§ **Stated problem**
Reproduce the items below, substituting "divider" for every occurrence of "separator" and leaving everything else unchanged.

§ **Input records**
-- -- --
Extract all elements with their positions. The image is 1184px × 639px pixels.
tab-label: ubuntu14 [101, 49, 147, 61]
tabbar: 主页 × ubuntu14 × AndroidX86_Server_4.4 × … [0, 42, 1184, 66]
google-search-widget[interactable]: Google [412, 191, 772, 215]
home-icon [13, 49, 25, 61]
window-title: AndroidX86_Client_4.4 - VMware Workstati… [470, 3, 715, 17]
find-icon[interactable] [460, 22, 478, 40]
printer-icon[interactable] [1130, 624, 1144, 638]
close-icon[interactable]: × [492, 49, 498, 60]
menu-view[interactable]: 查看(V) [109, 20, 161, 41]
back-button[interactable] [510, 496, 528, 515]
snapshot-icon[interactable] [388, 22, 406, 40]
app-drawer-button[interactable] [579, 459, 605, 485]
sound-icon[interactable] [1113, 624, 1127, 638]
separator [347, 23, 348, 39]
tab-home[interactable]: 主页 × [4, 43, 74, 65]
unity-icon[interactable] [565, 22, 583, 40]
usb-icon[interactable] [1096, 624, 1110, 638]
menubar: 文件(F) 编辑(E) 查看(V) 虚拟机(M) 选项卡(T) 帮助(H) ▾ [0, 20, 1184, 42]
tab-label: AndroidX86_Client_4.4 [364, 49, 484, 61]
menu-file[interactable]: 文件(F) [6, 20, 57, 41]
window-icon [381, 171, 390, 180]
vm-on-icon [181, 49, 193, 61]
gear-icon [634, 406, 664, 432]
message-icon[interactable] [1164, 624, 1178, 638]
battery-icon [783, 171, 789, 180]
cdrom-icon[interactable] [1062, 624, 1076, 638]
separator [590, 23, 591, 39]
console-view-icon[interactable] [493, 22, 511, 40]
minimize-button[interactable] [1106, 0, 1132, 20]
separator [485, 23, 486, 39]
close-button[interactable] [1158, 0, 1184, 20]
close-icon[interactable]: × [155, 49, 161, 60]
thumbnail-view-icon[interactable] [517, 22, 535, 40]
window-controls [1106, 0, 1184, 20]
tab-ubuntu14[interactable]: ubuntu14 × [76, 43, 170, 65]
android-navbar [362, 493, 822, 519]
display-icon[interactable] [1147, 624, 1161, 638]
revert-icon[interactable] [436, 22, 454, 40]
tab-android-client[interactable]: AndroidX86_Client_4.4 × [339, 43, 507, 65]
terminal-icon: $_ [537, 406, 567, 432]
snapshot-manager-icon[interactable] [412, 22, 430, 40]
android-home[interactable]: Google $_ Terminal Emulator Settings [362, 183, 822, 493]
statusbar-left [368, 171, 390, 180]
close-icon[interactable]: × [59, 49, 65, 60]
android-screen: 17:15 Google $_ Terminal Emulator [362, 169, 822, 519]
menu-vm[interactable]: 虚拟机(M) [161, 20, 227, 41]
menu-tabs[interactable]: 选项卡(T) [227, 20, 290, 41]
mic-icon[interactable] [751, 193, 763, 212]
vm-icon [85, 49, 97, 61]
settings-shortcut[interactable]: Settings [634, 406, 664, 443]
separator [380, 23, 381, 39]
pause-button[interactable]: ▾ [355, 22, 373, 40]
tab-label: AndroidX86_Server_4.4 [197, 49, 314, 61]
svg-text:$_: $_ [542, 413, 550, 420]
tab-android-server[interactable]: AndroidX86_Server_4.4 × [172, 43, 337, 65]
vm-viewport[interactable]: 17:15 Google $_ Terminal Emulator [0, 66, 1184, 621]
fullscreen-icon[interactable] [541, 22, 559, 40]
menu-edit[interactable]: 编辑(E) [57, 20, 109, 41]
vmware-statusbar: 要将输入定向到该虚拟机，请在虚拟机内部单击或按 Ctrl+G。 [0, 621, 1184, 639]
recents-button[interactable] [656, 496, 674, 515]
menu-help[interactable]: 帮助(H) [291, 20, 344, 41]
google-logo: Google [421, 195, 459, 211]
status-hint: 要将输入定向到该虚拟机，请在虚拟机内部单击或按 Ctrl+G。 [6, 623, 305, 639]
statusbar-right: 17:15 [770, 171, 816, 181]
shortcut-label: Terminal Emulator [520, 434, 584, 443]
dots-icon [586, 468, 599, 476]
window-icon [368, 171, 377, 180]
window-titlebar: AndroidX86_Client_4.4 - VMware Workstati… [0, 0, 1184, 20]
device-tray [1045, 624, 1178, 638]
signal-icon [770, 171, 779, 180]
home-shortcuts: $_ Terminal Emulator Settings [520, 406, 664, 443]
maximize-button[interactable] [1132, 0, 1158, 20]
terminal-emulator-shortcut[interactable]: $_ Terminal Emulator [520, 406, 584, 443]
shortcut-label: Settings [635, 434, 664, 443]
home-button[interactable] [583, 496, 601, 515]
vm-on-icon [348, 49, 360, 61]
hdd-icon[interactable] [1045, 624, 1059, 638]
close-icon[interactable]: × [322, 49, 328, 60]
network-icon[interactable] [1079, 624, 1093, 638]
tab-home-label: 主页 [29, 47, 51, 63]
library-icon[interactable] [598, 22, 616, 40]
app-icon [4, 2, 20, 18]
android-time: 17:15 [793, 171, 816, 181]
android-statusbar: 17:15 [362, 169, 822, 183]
-- -- --
§ **Full output**
Extract all elements with their positions. The image is 1184px × 639px pixels.
tab-label: ubuntu14 [101, 49, 147, 61]
tabbar: 主页 × ubuntu14 × AndroidX86_Server_4.4 × … [0, 42, 1184, 66]
google-search-widget[interactable]: Google [412, 191, 772, 215]
home-icon [13, 49, 25, 61]
window-title: AndroidX86_Client_4.4 - VMware Workstati… [470, 3, 715, 17]
find-icon[interactable] [460, 22, 478, 40]
printer-icon[interactable] [1130, 624, 1144, 638]
close-icon[interactable]: × [492, 49, 498, 60]
menu-view[interactable]: 查看(V) [109, 20, 161, 41]
back-button[interactable] [510, 496, 528, 515]
snapshot-icon[interactable] [388, 22, 406, 40]
app-drawer-button[interactable] [579, 459, 605, 485]
sound-icon[interactable] [1113, 624, 1127, 638]
divider [347, 23, 348, 39]
tab-home[interactable]: 主页 × [4, 43, 74, 65]
unity-icon[interactable] [565, 22, 583, 40]
usb-icon[interactable] [1096, 624, 1110, 638]
menubar: 文件(F) 编辑(E) 查看(V) 虚拟机(M) 选项卡(T) 帮助(H) ▾ [0, 20, 1184, 42]
tab-label: AndroidX86_Client_4.4 [364, 49, 484, 61]
menu-file[interactable]: 文件(F) [6, 20, 57, 41]
window-icon [381, 171, 390, 180]
vm-on-icon [181, 49, 193, 61]
gear-icon [634, 406, 664, 432]
message-icon[interactable] [1164, 624, 1178, 638]
battery-icon [783, 171, 789, 180]
cdrom-icon[interactable] [1062, 624, 1076, 638]
divider [590, 23, 591, 39]
console-view-icon[interactable] [493, 22, 511, 40]
minimize-button[interactable] [1106, 0, 1132, 20]
divider [485, 23, 486, 39]
close-button[interactable] [1158, 0, 1184, 20]
close-icon[interactable]: × [155, 49, 161, 60]
thumbnail-view-icon[interactable] [517, 22, 535, 40]
window-controls [1106, 0, 1184, 20]
tab-ubuntu14[interactable]: ubuntu14 × [76, 43, 170, 65]
android-navbar [362, 493, 822, 519]
display-icon[interactable] [1147, 624, 1161, 638]
revert-icon[interactable] [436, 22, 454, 40]
tab-android-client[interactable]: AndroidX86_Client_4.4 × [339, 43, 507, 65]
terminal-icon: $_ [537, 406, 567, 432]
snapshot-manager-icon[interactable] [412, 22, 430, 40]
android-home[interactable]: Google $_ Terminal Emulator Settings [362, 183, 822, 493]
statusbar-left [368, 171, 390, 180]
close-icon[interactable]: × [59, 49, 65, 60]
android-screen: 17:15 Google $_ Terminal Emulator [362, 169, 822, 519]
menu-vm[interactable]: 虚拟机(M) [161, 20, 227, 41]
menu-tabs[interactable]: 选项卡(T) [227, 20, 290, 41]
mic-icon[interactable] [751, 193, 763, 212]
vm-icon [85, 49, 97, 61]
settings-shortcut[interactable]: Settings [634, 406, 664, 443]
divider [380, 23, 381, 39]
pause-button[interactable]: ▾ [355, 22, 373, 40]
tab-label: AndroidX86_Server_4.4 [197, 49, 314, 61]
svg-text:$_: $_ [542, 413, 550, 420]
tab-android-server[interactable]: AndroidX86_Server_4.4 × [172, 43, 337, 65]
vm-viewport[interactable]: 17:15 Google $_ Terminal Emulator [0, 66, 1184, 621]
fullscreen-icon[interactable] [541, 22, 559, 40]
menu-edit[interactable]: 编辑(E) [57, 20, 109, 41]
vmware-statusbar: 要将输入定向到该虚拟机，请在虚拟机内部单击或按 Ctrl+G。 [0, 621, 1184, 639]
recents-button[interactable] [656, 496, 674, 515]
menu-help[interactable]: 帮助(H) [291, 20, 344, 41]
google-logo: Google [421, 195, 459, 211]
status-hint: 要将输入定向到该虚拟机，请在虚拟机内部单击或按 Ctrl+G。 [6, 623, 305, 639]
statusbar-right: 17:15 [770, 171, 816, 181]
shortcut-label: Terminal Emulator [520, 434, 584, 443]
dots-icon [586, 468, 599, 476]
window-icon [368, 171, 377, 180]
window-titlebar: AndroidX86_Client_4.4 - VMware Workstati… [0, 0, 1184, 20]
device-tray [1045, 624, 1178, 638]
signal-icon [770, 171, 779, 180]
home-shortcuts: $_ Terminal Emulator Settings [520, 406, 664, 443]
maximize-button[interactable] [1132, 0, 1158, 20]
terminal-emulator-shortcut[interactable]: $_ Terminal Emulator [520, 406, 584, 443]
shortcut-label: Settings [635, 434, 664, 443]
home-button[interactable] [583, 496, 601, 515]
vm-on-icon [348, 49, 360, 61]
hdd-icon[interactable] [1045, 624, 1059, 638]
close-icon[interactable]: × [322, 49, 328, 60]
network-icon[interactable] [1079, 624, 1093, 638]
tab-home-label: 主页 [29, 47, 51, 63]
library-icon[interactable] [598, 22, 616, 40]
app-icon [4, 2, 20, 18]
android-time: 17:15 [793, 171, 816, 181]
android-statusbar: 17:15 [362, 169, 822, 183]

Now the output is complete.